» Direction: Filter the data below for the string "subtitle" and copy each matching line.

» Record excerpts:
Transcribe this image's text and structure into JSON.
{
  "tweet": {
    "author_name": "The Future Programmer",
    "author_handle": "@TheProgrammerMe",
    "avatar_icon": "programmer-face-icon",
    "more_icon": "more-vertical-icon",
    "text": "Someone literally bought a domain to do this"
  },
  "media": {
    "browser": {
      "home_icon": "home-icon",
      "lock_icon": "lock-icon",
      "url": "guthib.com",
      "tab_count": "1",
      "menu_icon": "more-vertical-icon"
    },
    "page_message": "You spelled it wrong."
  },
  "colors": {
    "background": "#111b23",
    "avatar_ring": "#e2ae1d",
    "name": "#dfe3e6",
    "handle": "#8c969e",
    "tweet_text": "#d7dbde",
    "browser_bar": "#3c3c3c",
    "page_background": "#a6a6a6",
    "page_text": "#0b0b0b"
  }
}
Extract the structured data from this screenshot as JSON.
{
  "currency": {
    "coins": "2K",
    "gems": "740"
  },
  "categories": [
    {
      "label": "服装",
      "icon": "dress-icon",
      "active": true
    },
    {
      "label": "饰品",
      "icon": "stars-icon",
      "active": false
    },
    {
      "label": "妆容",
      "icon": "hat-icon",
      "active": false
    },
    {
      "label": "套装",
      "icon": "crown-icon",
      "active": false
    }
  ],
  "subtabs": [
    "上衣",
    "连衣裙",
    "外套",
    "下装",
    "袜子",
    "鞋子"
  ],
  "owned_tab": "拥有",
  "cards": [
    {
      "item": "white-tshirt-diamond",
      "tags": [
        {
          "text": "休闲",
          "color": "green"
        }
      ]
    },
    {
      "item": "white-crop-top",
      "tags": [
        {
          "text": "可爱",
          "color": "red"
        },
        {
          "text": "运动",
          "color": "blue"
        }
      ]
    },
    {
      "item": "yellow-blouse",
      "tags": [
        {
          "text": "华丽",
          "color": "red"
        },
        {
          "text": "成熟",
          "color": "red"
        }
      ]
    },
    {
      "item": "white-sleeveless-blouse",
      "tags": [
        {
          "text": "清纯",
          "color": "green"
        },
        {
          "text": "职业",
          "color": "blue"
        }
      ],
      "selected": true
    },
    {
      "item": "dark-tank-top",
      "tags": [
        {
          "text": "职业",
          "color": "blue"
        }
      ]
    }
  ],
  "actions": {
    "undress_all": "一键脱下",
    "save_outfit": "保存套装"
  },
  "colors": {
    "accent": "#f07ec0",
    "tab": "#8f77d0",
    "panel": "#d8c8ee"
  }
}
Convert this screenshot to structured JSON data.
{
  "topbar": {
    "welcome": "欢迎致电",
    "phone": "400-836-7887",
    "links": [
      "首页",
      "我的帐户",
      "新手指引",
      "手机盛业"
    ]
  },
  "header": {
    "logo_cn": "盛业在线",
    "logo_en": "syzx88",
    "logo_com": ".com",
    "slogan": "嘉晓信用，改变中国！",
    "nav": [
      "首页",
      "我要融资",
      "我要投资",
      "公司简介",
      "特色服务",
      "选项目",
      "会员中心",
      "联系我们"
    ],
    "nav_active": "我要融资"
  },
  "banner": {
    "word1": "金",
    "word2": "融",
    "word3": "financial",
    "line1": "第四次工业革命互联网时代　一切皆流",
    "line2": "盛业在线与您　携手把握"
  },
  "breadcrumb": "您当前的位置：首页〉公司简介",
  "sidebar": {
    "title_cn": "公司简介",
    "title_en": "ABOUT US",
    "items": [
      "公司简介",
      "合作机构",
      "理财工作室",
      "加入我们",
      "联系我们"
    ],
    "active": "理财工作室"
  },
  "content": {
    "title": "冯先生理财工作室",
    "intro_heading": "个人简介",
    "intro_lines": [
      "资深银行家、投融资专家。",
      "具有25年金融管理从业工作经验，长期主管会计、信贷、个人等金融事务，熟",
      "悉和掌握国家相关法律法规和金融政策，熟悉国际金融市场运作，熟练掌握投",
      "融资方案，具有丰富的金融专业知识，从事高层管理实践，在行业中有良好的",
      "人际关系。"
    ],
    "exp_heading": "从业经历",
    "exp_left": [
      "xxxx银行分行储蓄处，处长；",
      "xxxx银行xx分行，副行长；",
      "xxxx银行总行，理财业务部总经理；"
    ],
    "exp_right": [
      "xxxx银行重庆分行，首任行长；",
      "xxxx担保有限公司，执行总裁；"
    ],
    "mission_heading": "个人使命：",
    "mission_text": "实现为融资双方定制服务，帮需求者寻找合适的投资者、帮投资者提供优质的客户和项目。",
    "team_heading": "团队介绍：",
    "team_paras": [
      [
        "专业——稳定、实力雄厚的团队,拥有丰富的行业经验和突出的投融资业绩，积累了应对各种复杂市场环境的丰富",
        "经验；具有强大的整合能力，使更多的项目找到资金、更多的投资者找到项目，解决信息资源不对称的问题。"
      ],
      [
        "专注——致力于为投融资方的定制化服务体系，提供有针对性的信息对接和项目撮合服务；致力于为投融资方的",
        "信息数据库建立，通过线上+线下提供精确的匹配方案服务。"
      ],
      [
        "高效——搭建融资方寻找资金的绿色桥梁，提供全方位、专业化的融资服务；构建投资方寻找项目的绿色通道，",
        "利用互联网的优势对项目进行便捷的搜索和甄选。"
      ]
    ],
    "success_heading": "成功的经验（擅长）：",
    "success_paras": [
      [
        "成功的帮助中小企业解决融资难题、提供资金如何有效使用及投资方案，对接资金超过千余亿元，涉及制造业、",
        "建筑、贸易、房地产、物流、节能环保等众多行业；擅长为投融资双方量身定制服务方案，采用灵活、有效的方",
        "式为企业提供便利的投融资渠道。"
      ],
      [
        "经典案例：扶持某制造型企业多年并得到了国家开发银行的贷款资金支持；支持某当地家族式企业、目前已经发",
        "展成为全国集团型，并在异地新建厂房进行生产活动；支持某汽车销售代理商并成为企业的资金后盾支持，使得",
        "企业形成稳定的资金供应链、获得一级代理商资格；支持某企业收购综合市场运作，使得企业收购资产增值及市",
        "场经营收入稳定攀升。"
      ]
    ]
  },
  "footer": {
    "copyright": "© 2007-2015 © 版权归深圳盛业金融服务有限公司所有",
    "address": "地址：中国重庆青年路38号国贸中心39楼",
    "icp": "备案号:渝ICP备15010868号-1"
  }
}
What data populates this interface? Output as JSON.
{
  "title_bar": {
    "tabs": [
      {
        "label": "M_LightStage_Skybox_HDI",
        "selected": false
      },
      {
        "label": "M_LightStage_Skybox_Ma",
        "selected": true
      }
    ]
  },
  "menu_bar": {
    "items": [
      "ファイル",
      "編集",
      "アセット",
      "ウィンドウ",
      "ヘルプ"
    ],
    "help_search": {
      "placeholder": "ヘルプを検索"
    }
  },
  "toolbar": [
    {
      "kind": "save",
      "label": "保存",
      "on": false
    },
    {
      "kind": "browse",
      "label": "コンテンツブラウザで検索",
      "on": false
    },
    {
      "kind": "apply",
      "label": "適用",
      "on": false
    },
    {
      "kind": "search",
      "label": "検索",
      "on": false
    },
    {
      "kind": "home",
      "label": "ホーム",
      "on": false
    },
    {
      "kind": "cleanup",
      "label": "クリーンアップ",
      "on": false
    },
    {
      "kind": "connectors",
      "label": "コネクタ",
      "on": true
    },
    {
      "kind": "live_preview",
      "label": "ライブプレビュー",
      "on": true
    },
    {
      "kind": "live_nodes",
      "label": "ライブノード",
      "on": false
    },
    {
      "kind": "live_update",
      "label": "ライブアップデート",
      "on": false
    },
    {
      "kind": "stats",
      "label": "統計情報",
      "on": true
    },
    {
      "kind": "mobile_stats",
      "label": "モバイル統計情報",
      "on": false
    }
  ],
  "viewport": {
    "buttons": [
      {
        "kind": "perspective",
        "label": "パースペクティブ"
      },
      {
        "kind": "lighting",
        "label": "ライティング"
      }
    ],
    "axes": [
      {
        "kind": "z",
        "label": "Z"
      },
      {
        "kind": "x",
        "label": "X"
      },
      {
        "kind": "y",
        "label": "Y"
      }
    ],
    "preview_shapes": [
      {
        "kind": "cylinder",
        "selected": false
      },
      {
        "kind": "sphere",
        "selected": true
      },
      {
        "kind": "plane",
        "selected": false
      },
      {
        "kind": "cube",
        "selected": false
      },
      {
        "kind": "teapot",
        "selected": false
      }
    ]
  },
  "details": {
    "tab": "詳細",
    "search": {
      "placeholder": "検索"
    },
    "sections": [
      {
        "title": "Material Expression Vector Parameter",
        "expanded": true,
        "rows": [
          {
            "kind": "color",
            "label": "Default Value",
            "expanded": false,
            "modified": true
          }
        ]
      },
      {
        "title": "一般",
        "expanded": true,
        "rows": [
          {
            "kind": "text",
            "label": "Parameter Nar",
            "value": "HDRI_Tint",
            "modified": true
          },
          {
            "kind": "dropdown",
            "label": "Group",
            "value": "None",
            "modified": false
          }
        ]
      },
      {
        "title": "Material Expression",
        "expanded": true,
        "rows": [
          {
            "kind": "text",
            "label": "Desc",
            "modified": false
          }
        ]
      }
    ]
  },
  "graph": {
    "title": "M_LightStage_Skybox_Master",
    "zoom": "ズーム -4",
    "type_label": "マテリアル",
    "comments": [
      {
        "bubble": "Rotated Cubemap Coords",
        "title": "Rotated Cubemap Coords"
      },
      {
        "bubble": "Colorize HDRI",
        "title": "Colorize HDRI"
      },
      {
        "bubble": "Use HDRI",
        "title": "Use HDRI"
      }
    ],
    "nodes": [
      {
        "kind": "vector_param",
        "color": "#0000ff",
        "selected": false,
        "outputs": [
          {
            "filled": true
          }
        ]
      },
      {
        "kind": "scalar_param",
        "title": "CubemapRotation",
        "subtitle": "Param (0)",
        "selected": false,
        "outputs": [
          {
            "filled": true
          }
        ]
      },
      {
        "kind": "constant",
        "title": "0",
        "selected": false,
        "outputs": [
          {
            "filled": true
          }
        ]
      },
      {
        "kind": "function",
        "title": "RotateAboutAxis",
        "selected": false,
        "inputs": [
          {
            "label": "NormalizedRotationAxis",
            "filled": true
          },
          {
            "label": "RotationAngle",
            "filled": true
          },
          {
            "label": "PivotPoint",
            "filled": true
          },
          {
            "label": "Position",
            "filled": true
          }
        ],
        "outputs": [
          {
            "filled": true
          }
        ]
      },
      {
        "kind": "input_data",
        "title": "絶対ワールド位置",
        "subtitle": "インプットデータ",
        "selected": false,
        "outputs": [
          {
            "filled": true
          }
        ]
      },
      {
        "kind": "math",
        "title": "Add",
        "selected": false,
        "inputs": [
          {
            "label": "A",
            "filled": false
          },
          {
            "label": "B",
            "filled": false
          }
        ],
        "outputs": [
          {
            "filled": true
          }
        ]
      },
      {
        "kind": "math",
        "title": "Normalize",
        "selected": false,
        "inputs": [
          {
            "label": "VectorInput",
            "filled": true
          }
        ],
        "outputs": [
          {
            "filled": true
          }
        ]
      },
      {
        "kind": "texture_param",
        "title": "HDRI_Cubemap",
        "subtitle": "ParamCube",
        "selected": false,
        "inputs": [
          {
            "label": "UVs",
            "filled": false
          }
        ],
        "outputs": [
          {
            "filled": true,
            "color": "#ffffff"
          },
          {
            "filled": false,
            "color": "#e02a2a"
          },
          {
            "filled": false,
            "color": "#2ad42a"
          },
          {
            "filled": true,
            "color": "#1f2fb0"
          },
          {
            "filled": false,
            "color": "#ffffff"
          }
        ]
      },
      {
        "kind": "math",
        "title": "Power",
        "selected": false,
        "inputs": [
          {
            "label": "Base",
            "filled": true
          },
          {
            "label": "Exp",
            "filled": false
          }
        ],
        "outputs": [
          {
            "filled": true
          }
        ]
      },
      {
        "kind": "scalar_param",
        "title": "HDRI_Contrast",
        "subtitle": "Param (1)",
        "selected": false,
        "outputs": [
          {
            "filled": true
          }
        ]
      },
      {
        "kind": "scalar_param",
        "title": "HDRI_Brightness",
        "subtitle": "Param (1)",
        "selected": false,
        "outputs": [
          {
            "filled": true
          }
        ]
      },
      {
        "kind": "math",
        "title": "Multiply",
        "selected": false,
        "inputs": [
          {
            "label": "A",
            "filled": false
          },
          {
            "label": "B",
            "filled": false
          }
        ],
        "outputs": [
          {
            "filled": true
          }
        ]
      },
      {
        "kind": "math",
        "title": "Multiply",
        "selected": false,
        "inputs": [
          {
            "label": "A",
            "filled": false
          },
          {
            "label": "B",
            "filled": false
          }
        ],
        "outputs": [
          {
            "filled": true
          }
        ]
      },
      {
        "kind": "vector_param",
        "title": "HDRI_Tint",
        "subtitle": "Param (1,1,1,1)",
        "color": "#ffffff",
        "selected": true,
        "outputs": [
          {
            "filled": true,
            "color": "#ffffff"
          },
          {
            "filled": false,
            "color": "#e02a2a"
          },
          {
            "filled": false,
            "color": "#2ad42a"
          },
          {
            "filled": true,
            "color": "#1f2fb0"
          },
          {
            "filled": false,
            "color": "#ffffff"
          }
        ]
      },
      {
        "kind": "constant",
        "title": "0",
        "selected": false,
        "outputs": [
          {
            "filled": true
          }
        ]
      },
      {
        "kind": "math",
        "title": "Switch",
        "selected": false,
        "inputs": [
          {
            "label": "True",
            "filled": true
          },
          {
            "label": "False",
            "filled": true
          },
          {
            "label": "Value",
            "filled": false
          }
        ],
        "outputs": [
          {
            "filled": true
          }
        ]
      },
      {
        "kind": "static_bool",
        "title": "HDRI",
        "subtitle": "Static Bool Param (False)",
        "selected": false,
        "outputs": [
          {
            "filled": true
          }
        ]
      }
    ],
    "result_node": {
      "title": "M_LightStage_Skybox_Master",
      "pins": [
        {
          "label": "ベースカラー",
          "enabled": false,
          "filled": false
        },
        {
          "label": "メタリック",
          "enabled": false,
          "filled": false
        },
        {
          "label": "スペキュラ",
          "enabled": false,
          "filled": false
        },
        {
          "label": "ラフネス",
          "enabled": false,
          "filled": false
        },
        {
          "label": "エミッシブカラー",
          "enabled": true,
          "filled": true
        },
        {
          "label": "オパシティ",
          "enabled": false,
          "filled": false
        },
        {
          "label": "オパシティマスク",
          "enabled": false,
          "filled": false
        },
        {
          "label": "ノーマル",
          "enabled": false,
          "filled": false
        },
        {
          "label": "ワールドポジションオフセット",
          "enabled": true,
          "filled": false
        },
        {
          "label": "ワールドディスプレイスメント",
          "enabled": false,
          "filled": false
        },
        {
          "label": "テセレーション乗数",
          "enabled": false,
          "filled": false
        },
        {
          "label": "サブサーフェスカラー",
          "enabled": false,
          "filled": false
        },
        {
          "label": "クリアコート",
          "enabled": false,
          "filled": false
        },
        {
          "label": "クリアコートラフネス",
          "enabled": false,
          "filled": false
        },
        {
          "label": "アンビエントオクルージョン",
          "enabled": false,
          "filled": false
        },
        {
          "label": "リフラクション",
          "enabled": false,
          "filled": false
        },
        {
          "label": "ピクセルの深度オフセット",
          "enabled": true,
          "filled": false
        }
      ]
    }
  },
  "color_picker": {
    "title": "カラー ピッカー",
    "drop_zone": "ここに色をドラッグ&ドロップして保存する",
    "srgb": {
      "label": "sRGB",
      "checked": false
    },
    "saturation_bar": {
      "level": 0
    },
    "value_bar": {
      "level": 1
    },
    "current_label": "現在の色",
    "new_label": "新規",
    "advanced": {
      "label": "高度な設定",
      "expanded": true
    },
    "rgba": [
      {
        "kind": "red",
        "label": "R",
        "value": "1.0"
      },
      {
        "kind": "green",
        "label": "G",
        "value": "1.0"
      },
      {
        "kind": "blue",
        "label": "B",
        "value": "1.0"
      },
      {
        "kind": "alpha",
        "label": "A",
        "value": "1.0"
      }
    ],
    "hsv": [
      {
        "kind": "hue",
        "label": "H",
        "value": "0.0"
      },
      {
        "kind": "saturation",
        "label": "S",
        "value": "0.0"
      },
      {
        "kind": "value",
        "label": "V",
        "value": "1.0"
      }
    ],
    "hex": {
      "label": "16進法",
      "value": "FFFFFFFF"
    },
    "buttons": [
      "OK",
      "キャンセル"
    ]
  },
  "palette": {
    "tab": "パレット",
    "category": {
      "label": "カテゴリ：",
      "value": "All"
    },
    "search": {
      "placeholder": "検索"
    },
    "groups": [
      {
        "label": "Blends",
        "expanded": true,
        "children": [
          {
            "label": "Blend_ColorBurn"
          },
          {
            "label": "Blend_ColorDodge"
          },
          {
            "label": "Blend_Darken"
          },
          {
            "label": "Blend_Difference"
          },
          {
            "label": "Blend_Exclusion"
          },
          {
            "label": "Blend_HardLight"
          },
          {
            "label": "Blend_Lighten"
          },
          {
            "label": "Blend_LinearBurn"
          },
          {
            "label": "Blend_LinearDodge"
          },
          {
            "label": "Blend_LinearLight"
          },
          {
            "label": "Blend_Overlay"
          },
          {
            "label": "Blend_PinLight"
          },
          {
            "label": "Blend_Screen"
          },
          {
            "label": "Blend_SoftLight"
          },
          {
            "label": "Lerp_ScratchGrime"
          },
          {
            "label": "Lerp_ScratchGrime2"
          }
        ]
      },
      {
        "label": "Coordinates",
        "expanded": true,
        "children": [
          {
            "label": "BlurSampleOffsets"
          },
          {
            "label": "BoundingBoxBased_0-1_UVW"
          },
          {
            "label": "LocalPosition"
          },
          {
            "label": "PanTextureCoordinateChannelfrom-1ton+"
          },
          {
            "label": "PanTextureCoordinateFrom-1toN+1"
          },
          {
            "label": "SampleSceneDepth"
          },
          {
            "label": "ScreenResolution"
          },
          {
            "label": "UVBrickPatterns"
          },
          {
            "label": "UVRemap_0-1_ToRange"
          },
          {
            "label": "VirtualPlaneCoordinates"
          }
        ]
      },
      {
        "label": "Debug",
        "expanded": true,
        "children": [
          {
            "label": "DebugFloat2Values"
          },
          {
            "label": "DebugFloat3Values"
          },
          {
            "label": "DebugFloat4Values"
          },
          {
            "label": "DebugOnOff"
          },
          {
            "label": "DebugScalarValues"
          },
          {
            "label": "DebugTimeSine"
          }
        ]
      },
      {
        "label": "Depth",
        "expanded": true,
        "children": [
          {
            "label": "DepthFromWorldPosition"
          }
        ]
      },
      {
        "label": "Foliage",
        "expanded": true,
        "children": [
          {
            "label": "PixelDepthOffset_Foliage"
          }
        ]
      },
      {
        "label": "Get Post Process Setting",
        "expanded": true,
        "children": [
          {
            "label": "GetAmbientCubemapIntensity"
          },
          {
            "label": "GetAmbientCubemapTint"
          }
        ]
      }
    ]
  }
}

» Final result:
        "subtitle": "Param (0)",
        "subtitle": "インプットデータ",
        "subtitle": "ParamCube",
        "subtitle": "Param (1)",
        "subtitle": "Param (1)",
        "subtitle": "Param (1,1,1,1)",
        "subtitle": "Static Bool Param (False)",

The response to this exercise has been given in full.